[REQUIRED WORK]: Transcribe everything in the data word for word. Pictures are left out.
━━━━━━━━━━━━━━━━━━━━━━━━━━━━━━
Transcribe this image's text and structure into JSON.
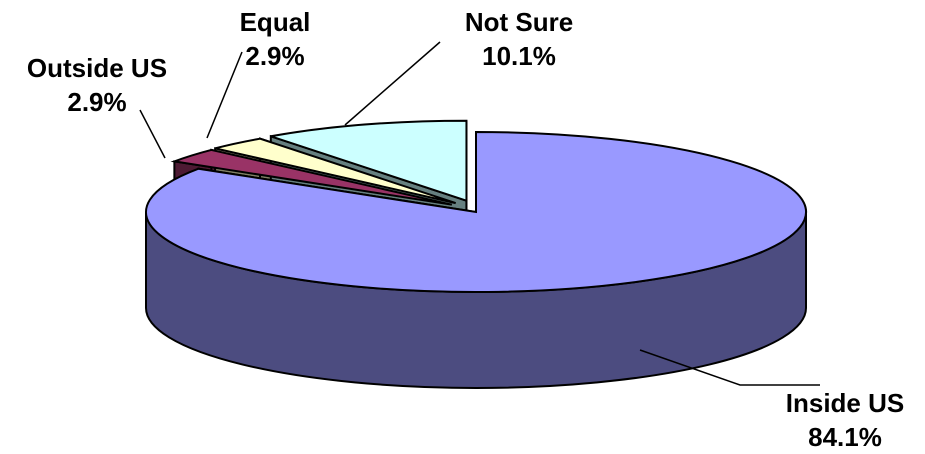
{
  "chart_data": {
    "type": "pie",
    "style": "3d-exploded",
    "title": "",
    "slices": [
      {
        "label": "Inside US",
        "value": 84.1,
        "display": "84.1%",
        "color": "#9999FF",
        "side_color": "#4C4C80"
      },
      {
        "label": "Outside US",
        "value": 2.9,
        "display": "2.9%",
        "color": "#993366",
        "side_color": "#4D1A33"
      },
      {
        "label": "Equal",
        "value": 2.9,
        "display": "2.9%",
        "color": "#FFFFCC",
        "side_color": "#808066"
      },
      {
        "label": "Not Sure",
        "value": 10.1,
        "display": "10.1%",
        "color": "#CCFFFF",
        "side_color": "#668080"
      }
    ],
    "legend": "none"
  }
}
━━━━━━━━━━━━━━━━━━━━━━━━━━━━━━
[TASK ANSWER]:
Transcribe this image's text and structure into JSON.
{
  "chart_data": {
    "type": "pie",
    "style": "3d-exploded",
    "title": "",
    "slices": [
      {
        "label": "Inside US",
        "value": 84.1,
        "display": "84.1%",
        "color": "#9999FF",
        "side_color": "#4C4C80"
      },
      {
        "label": "Outside US",
        "value": 2.9,
        "display": "2.9%",
        "color": "#993366",
        "side_color": "#4D1A33"
      },
      {
        "label": "Equal",
        "value": 2.9,
        "display": "2.9%",
        "color": "#FFFFCC",
        "side_color": "#808066"
      },
      {
        "label": "Not Sure",
        "value": 10.1,
        "display": "10.1%",
        "color": "#CCFFFF",
        "side_color": "#668080"
      }
    ],
    "legend": "none"
  }
}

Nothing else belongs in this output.